§ **SUPPLIED RECORDS**
========================================================================
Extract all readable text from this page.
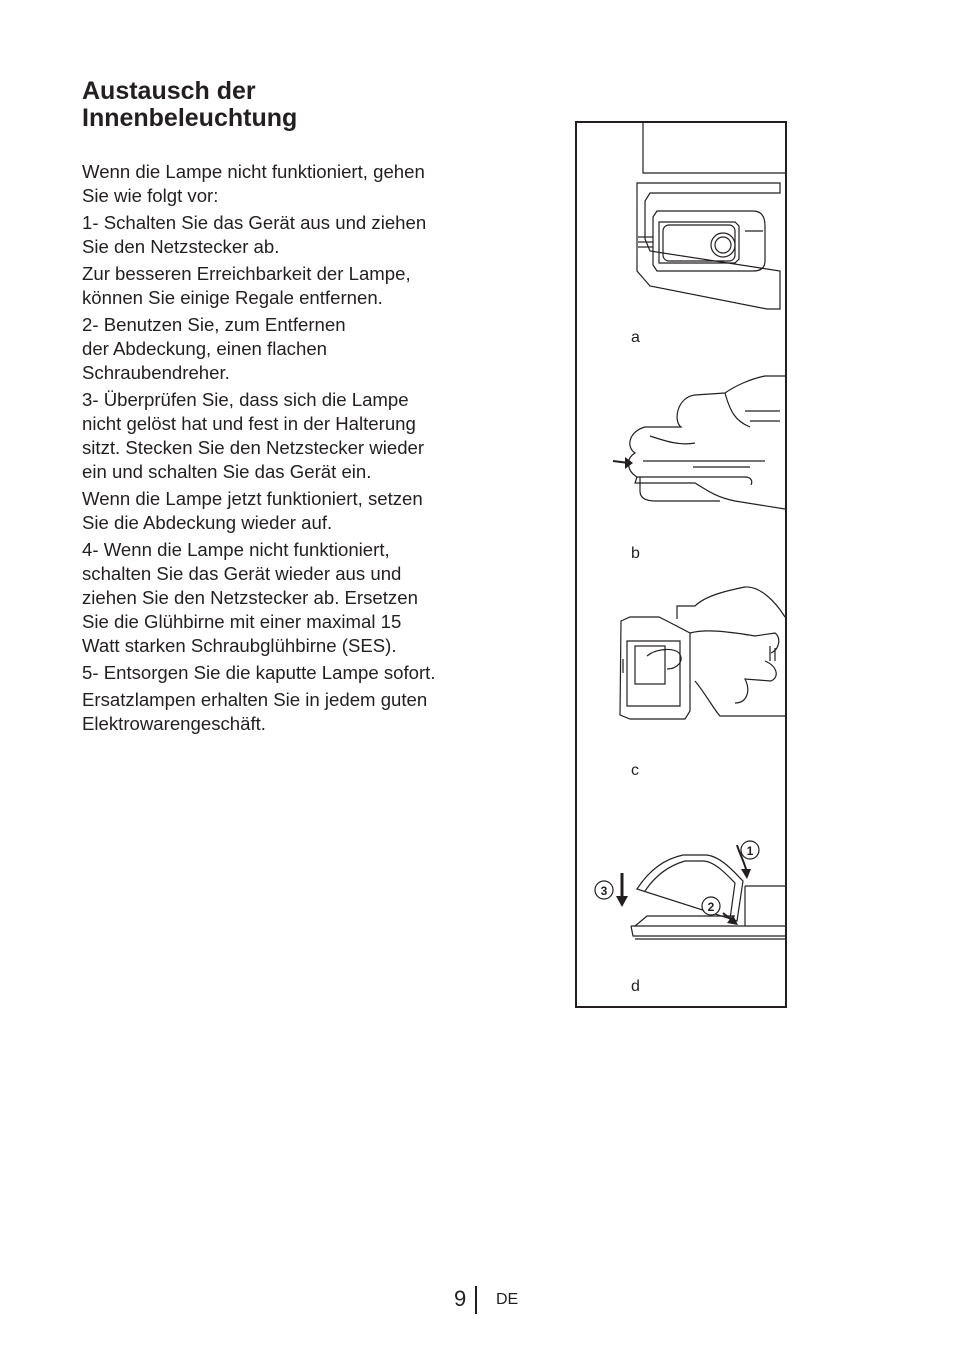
Austausch der
Innenbeleuchtung

Wenn die Lampe nicht funktioniert, gehen
Sie wie folgt vor:

1- Schalten Sie das Gerät aus und ziehen
Sie den Netzstecker ab.

Zur besseren Erreichbarkeit der Lampe,
können Sie einige Regale entfernen.

2- Benutzen Sie, zum Entfernen
der Abdeckung, einen flachen
Schraubendreher.

3- Überprüfen Sie, dass sich die Lampe
nicht gelöst hat und fest in der Halterung
sitzt. Stecken Sie den Netzstecker wieder
ein und schalten Sie das Gerät ein.

Wenn die Lampe jetzt funktioniert, setzen
Sie die Abdeckung wieder auf.

4- Wenn die Lampe nicht funktioniert,
schalten Sie das Gerät wieder aus und
ziehen Sie den Netzstecker ab. Ersetzen
Sie die Glühbirne mit einer maximal 15
Watt starken Schraubglühbirne (SES).

5- Entsorgen Sie die kaputte Lampe sofort.

Ersatzlampen erhalten Sie in jedem guten
Elektrowarengeschäft.

a
b
c
1
2
3
d
9 DE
========================================================================
§ **GIVEN TASK**
Write out the material above again, word for word, minus its pictures.

§ **OUTPUT**
Extract all readable text from this page.
Austausch der
Innenbeleuchtung

Wenn die Lampe nicht funktioniert, gehen
Sie wie folgt vor:

1- Schalten Sie das Gerät aus und ziehen
Sie den Netzstecker ab.

Zur besseren Erreichbarkeit der Lampe,
können Sie einige Regale entfernen.

2- Benutzen Sie, zum Entfernen
der Abdeckung, einen flachen
Schraubendreher.

3- Überprüfen Sie, dass sich die Lampe
nicht gelöst hat und fest in der Halterung
sitzt. Stecken Sie den Netzstecker wieder
ein und schalten Sie das Gerät ein.

Wenn die Lampe jetzt funktioniert, setzen
Sie die Abdeckung wieder auf.

4- Wenn die Lampe nicht funktioniert,
schalten Sie das Gerät wieder aus und
ziehen Sie den Netzstecker ab. Ersetzen
Sie die Glühbirne mit einer maximal 15
Watt starken Schraubglühbirne (SES).

5- Entsorgen Sie die kaputte Lampe sofort.

Ersatzlampen erhalten Sie in jedem guten
Elektrowarengeschäft.

a
b
c
1
2
3
d
9 DE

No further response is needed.